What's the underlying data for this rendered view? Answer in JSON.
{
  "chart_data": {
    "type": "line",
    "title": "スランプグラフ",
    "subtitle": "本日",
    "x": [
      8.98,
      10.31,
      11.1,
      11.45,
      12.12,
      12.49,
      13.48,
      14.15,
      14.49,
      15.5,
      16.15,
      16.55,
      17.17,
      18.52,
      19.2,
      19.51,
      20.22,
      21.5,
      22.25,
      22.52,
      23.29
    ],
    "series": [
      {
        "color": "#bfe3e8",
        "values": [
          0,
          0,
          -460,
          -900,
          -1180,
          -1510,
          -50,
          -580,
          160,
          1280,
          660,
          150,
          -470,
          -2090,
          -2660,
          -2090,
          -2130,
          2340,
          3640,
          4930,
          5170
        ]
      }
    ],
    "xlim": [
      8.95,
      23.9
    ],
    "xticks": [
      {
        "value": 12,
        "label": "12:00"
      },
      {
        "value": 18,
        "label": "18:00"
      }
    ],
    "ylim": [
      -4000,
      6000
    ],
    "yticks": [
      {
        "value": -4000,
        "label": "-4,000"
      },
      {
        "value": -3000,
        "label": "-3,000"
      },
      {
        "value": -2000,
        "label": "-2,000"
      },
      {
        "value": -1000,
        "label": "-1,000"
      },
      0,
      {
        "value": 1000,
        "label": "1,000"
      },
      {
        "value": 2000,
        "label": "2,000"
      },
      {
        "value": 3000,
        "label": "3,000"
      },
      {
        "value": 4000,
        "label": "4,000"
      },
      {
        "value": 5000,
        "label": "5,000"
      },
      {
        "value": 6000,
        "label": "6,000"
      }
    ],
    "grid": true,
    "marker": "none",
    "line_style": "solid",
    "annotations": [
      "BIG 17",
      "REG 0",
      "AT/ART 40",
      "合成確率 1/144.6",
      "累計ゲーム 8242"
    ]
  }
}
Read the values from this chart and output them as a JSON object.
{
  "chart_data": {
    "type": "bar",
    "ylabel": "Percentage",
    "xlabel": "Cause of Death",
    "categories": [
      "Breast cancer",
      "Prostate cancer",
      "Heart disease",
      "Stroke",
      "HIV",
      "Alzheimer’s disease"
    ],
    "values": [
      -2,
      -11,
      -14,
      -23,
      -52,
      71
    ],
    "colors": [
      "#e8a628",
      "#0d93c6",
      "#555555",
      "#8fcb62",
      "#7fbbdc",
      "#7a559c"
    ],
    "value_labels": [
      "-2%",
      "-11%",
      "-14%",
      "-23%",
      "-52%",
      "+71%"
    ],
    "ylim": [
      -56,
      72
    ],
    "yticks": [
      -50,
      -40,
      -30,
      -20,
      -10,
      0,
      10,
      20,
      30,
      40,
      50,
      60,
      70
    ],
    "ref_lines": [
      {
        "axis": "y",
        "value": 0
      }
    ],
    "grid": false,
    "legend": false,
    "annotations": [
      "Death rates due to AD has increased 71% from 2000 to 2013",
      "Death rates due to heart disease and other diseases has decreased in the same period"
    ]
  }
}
+ + + + + + +
DO THIS | Copy out all of the lines above exactly.

CORRECT RESPONSE |
What's the underlying data for this rendered view? Answer in JSON.
{
  "chart_data": {
    "type": "line",
    "title": "スランプグラフ",
    "subtitle": "本日",
    "x": [
      8.98,
      10.31,
      11.1,
      11.45,
      12.12,
      12.49,
      13.48,
      14.15,
      14.49,
      15.5,
      16.15,
      16.55,
      17.17,
      18.52,
      19.2,
      19.51,
      20.22,
      21.5,
      22.25,
      22.52,
      23.29
    ],
    "series": [
      {
        "color": "#bfe3e8",
        "values": [
          0,
          0,
          -460,
          -900,
          -1180,
          -1510,
          -50,
          -580,
          160,
          1280,
          660,
          150,
          -470,
          -2090,
          -2660,
          -2090,
          -2130,
          2340,
          3640,
          4930,
          5170
        ]
      }
    ],
    "xlim": [
      8.95,
      23.9
    ],
    "xticks": [
      {
        "value": 12,
        "label": "12:00"
      },
      {
        "value": 18,
        "label": "18:00"
      }
    ],
    "ylim": [
      -4000,
      6000
    ],
    "yticks": [
      {
        "value": -4000,
        "label": "-4,000"
      },
      {
        "value": -3000,
        "label": "-3,000"
      },
      {
        "value": -2000,
        "label": "-2,000"
      },
      {
        "value": -1000,
        "label": "-1,000"
      },
      0,
      {
        "value": 1000,
        "label": "1,000"
      },
      {
        "value": 2000,
        "label": "2,000"
      },
      {
        "value": 3000,
        "label": "3,000"
      },
      {
        "value": 4000,
        "label": "4,000"
      },
      {
        "value": 5000,
        "label": "5,000"
      },
      {
        "value": 6000,
        "label": "6,000"
      }
    ],
    "grid": true,
    "marker": "none",
    "line_style": "solid",
    "annotations": [
      "BIG 17",
      "REG 0",
      "AT/ART 40",
      "合成確率 1/144.6",
      "累計ゲーム 8242"
    ]
  }
}
Read the values from this chart and output them as a JSON object.
{
  "chart_data": {
    "type": "bar",
    "ylabel": "Percentage",
    "xlabel": "Cause of Death",
    "categories": [
      "Breast cancer",
      "Prostate cancer",
      "Heart disease",
      "Stroke",
      "HIV",
      "Alzheimer’s disease"
    ],
    "values": [
      -2,
      -11,
      -14,
      -23,
      -52,
      71
    ],
    "colors": [
      "#e8a628",
      "#0d93c6",
      "#555555",
      "#8fcb62",
      "#7fbbdc",
      "#7a559c"
    ],
    "value_labels": [
      "-2%",
      "-11%",
      "-14%",
      "-23%",
      "-52%",
      "+71%"
    ],
    "ylim": [
      -56,
      72
    ],
    "yticks": [
      -50,
      -40,
      -30,
      -20,
      -10,
      0,
      10,
      20,
      30,
      40,
      50,
      60,
      70
    ],
    "ref_lines": [
      {
        "axis": "y",
        "value": 0
      }
    ],
    "grid": false,
    "legend": false,
    "annotations": [
      "Death rates due to AD has increased 71% from 2000 to 2013",
      "Death rates due to heart disease and other diseases has decreased in the same period"
    ]
  }
}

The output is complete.